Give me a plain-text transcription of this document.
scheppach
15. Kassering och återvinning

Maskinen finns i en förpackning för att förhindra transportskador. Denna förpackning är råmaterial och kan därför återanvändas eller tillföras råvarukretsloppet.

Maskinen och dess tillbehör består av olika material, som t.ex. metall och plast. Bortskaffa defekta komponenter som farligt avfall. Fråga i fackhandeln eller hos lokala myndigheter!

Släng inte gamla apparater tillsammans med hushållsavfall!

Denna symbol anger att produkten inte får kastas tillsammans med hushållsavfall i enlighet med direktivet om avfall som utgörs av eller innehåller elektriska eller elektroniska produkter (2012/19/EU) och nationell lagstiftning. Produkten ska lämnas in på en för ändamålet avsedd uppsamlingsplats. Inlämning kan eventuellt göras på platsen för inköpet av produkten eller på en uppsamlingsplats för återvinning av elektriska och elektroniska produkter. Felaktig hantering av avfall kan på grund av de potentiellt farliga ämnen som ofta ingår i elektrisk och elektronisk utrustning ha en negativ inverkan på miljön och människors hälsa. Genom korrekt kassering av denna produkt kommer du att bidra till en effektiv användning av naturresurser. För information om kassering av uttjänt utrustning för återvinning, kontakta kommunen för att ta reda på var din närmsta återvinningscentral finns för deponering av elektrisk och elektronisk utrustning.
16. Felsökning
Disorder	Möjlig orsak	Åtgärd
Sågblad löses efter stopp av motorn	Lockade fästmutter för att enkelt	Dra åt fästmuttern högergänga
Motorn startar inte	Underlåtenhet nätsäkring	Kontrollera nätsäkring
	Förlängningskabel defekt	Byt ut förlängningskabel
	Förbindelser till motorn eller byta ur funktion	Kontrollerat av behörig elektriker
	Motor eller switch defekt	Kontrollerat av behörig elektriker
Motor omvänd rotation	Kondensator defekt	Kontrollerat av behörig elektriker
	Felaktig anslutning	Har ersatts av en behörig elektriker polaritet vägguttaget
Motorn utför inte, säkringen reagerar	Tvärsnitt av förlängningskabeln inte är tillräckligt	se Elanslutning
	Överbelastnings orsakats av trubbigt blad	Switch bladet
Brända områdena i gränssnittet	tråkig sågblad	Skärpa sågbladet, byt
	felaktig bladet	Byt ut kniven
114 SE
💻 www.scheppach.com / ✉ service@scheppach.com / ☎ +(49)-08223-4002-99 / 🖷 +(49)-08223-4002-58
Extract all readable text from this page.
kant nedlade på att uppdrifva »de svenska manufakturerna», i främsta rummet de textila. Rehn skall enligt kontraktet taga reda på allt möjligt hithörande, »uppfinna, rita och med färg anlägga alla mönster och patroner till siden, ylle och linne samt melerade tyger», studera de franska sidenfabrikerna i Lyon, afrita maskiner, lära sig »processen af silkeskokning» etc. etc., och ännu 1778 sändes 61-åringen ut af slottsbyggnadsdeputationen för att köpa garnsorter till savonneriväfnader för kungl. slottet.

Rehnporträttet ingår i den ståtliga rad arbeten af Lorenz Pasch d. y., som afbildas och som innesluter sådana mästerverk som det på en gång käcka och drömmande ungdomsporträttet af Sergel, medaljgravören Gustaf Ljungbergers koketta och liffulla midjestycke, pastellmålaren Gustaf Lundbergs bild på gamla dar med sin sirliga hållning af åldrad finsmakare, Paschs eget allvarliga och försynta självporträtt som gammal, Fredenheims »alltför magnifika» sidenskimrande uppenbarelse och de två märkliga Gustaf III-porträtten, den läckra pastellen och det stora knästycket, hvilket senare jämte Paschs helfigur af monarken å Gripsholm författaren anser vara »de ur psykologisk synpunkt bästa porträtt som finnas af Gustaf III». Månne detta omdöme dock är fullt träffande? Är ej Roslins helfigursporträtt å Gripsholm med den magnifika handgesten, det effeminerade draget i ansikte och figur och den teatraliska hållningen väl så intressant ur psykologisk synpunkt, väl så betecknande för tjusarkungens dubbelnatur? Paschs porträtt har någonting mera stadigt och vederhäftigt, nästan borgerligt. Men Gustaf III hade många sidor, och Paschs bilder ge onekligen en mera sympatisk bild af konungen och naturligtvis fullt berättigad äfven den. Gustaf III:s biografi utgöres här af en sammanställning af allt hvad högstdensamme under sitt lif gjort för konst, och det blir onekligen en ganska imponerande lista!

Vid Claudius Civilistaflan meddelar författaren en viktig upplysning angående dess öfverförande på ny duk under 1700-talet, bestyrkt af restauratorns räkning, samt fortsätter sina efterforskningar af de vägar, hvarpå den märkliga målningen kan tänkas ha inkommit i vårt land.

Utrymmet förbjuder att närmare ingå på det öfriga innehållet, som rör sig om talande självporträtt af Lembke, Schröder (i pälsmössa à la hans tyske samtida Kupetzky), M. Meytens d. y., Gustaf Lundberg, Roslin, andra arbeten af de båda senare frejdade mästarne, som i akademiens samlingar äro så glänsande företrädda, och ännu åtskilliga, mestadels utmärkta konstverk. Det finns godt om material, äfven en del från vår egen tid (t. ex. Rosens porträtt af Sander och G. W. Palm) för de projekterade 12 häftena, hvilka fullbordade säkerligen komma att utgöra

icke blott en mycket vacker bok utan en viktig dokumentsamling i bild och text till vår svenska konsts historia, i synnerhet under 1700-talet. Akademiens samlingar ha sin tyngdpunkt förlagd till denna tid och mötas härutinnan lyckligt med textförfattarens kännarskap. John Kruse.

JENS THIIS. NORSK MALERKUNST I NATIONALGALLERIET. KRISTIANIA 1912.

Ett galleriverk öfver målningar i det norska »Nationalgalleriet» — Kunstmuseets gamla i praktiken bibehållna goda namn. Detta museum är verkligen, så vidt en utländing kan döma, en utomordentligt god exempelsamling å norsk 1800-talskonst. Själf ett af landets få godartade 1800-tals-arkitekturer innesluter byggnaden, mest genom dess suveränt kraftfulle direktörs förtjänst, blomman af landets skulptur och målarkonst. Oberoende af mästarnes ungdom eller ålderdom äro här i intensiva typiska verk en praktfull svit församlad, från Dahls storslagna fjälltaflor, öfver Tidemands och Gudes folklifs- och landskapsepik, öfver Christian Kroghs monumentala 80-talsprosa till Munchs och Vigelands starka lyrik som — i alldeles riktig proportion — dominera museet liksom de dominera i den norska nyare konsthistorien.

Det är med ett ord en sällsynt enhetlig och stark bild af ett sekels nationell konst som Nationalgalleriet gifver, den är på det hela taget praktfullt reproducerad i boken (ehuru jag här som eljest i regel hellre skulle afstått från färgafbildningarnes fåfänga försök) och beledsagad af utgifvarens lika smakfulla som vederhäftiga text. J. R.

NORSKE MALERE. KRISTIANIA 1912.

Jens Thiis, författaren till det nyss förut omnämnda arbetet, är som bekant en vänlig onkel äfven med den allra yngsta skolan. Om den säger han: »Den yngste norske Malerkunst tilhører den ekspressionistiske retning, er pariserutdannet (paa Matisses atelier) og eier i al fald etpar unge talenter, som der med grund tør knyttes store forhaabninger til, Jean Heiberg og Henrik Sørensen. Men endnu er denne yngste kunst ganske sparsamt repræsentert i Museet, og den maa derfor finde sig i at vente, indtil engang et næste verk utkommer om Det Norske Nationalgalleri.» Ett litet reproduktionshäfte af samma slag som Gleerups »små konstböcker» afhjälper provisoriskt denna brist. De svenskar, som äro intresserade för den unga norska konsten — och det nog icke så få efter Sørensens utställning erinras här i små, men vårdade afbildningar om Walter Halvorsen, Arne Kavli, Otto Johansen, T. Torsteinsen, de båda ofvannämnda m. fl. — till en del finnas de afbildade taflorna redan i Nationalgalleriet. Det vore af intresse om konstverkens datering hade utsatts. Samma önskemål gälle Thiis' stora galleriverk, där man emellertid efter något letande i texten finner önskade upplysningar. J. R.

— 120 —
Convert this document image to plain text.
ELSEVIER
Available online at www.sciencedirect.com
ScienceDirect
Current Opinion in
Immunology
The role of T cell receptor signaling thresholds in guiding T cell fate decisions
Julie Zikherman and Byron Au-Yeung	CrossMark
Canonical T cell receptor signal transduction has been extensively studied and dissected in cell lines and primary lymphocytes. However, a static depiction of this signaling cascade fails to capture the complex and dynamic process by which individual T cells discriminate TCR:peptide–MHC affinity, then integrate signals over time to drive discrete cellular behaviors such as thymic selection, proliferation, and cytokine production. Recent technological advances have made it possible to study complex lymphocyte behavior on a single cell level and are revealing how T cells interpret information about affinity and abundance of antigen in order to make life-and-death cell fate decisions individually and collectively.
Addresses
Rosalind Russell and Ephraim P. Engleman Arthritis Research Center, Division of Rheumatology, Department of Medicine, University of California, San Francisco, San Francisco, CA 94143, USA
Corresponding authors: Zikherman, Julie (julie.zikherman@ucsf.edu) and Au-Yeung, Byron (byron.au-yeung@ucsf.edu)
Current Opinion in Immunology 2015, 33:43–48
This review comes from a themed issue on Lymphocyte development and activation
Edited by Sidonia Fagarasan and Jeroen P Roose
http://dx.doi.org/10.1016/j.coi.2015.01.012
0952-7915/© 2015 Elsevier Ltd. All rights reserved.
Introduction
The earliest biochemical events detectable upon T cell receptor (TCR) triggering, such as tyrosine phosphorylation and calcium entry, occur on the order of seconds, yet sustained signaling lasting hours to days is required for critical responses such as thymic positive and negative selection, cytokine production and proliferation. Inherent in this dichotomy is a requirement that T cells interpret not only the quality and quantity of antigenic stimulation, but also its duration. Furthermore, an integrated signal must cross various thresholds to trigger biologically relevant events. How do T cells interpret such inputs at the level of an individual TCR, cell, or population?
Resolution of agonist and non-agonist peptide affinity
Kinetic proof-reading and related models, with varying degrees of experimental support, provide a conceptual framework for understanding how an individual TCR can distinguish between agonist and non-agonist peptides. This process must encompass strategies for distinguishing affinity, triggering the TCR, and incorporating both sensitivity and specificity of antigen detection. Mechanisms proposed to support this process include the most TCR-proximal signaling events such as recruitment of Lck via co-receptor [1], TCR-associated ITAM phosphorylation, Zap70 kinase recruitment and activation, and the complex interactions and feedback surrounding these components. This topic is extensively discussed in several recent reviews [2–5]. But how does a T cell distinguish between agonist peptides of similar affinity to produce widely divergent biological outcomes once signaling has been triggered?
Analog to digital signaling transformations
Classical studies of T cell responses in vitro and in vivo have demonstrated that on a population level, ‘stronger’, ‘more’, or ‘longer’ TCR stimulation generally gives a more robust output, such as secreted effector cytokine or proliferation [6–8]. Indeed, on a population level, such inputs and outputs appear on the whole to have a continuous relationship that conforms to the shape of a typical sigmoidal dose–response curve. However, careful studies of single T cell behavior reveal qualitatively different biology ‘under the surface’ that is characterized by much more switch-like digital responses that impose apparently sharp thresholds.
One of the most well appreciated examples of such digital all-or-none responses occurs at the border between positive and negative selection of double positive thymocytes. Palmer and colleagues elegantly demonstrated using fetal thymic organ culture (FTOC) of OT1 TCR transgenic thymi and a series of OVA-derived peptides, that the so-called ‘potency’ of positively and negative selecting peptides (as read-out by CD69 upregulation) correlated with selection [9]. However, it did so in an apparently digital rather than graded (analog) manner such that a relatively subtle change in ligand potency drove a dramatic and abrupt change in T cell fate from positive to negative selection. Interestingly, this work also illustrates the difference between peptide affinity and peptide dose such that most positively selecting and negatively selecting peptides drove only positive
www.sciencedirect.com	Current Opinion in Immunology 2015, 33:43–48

━━━━━━━━━━━━━━━━━━━━━━━━━━━━━━

*Assignment*
Return all lines in the entries above that carry the word "Immunology".

*Solution*
Immunology
Current Opinion in Immunology 2015, 33:43–48
www.sciencedirect.com	Current Opinion in Immunology 2015, 33:43–48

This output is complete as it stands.